Aim of the task: Copy the tampon guide from "Women are mostly" to "understand tampons, better.", and edit it so that "papyrus" becomes "linen".

Document passage:
Guidelines & Important Facts About Tampon Use

Women are mostly inconvenienced by menstruation. Since ages, females have been dealing with monthly bleeding and unbearable pain. And over those countless years, they have devised some very clever ways of managing this issue. For example, Ancient Egyptians used papyrus in the vagina to deal with the problem, and Asians used soft leaves and moss to contain and conceal menstrual bleeding. The latest development in this direction is tampon. Tampons are so commonplace today that most women don’t really question their use. Is tampon making your life easy too? But how well do you know your tampon? Read on to understand tampons, better.

All About Tampon

The word “tampon” comes from the medieval French word “tampion,” meaning a piece of cloth for stopping a hole. A tampon is basically a mass of absorbent material, mainly used as a feminine hygiene product. It is designed to be easily inserted into the vagina during menstruation, and absorb the menstrual flow. Once rightly inserted, the tampon is held in place by the vagina, and expands as it absorbs menstrual blood. Many countries regulate tampons as medical devices. Sometimes, tampons are also used for hemostasis in surgery.

Few Guidelines & Important Facts About Tampon Use

A Tampon Should Be Changed Regularly To Prevent Toxic Shock Syndrome

Bacteria are normally present in the vagina. When a tampon, or any foreign object, is introduced into the vagina, the bacteria called Staphylococcus aureus can overgrow and produce toxins. These toxins can at times enter the blood stream and trigger toxic shock syndrome. The longer a tampon stays in the vagina, the higher is the risk for infection. Although toxic shock syndrome is a rare condition, one should still guard themselves against this disease by changing their tampon every few hours.

A Tampon Should Never Be Used When Not On Period

Although tempted to use a tampon when having a heavy discharge, trying to prevent an infection, or wanting to stay clean after having unprotected sex, one should avoid using it when not on periods. This is because people will often tend to forget that the tampon is there. Further, discharge usually occurs when there is an infection or irritation in the vagina, or a fluid needs to drain out. Hence it should not be blocked with a tampon. Using tampons when not bleeding can be more painful and putting the dry tampon in and taking it out can hurt too. So, doctors recommend using a tampon only when on period.

[Document understanding data]
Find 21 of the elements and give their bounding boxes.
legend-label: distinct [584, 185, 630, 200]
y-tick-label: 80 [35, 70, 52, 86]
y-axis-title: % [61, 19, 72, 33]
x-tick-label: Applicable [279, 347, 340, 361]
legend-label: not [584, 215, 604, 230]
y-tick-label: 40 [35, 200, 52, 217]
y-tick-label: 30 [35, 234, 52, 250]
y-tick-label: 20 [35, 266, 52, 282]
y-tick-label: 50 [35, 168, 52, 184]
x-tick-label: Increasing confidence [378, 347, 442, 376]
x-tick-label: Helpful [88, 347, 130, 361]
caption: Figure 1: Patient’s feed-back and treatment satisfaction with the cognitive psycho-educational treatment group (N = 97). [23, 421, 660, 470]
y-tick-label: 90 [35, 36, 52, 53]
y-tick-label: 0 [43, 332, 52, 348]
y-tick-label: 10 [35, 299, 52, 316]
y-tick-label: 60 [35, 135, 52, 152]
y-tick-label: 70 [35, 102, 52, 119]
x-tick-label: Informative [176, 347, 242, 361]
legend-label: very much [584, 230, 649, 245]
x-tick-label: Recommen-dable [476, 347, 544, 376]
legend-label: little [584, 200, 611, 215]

Answer area:
Women are mostly inconvenienced by menstruation. Since ages, females have been dealing with monthly bleeding and unbearable pain. And over those countless years, they have devised some very clever ways of managing this issue. For example, Ancient Egyptians used linen in the vagina to deal with the problem, and Asians used soft leaves and moss to contain and conceal menstrual bleeding. The latest development in this direction is tampon. Tampons are so commonplace today that most women don’t really question their use. Is tampon making your life easy too? But how well do you know your tampon? Read on to understand tampons, better.